§ EXERCISE GOAL: Each record below should be repeated precisely as written.

··········

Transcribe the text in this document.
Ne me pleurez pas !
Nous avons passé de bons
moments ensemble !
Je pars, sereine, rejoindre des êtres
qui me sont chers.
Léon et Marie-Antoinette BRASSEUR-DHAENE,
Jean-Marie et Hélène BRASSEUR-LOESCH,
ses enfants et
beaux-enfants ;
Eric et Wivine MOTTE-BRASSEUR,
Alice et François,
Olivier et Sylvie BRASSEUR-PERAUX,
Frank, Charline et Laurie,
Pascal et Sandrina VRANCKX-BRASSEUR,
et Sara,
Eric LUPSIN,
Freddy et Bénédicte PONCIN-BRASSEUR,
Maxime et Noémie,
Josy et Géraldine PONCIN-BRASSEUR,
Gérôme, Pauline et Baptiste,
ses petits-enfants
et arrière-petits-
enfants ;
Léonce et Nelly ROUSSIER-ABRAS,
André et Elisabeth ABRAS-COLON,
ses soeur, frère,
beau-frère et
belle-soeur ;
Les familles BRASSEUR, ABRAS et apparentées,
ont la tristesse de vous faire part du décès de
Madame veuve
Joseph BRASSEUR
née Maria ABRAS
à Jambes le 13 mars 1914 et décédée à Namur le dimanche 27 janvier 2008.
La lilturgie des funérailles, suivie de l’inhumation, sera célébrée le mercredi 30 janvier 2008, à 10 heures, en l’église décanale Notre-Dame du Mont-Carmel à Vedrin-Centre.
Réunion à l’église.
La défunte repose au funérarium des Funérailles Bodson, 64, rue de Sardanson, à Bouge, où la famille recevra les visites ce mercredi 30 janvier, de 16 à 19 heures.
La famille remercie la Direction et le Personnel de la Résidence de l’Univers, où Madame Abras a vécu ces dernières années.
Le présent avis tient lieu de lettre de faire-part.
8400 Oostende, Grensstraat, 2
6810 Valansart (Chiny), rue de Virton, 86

··········

§ RESPONSE TO THE TASK:
Transcribe the text in this document.
Ne me pleurez pas !
Nous avons passé de bons
moments ensemble !
Je pars, sereine, rejoindre des êtres
qui me sont chers.
Léon et Marie-Antoinette BRASSEUR-DHAENE,
Jean-Marie et Hélène BRASSEUR-LOESCH,
ses enfants et
beaux-enfants ;
Eric et Wivine MOTTE-BRASSEUR,
Alice et François,
Olivier et Sylvie BRASSEUR-PERAUX,
Frank, Charline et Laurie,
Pascal et Sandrina VRANCKX-BRASSEUR,
et Sara,
Eric LUPSIN,
Freddy et Bénédicte PONCIN-BRASSEUR,
Maxime et Noémie,
Josy et Géraldine PONCIN-BRASSEUR,
Gérôme, Pauline et Baptiste,
ses petits-enfants
et arrière-petits-
enfants ;
Léonce et Nelly ROUSSIER-ABRAS,
André et Elisabeth ABRAS-COLON,
ses soeur, frère,
beau-frère et
belle-soeur ;
Les familles BRASSEUR, ABRAS et apparentées,
ont la tristesse de vous faire part du décès de
Madame veuve
Joseph BRASSEUR
née Maria ABRAS
à Jambes le 13 mars 1914 et décédée à Namur le dimanche 27 janvier 2008.
La lilturgie des funérailles, suivie de l’inhumation, sera célébrée le mercredi 30 janvier 2008, à 10 heures, en l’église décanale Notre-Dame du Mont-Carmel à Vedrin-Centre.
Réunion à l’église.
La défunte repose au funérarium des Funérailles Bodson, 64, rue de Sardanson, à Bouge, où la famille recevra les visites ce mercredi 30 janvier, de 16 à 19 heures.
La famille remercie la Direction et le Personnel de la Résidence de l’Univers, où Madame Abras a vécu ces dernières années.
Le présent avis tient lieu de lettre de faire-part.
8400 Oostende, Grensstraat, 2
6810 Valansart (Chiny), rue de Virton, 86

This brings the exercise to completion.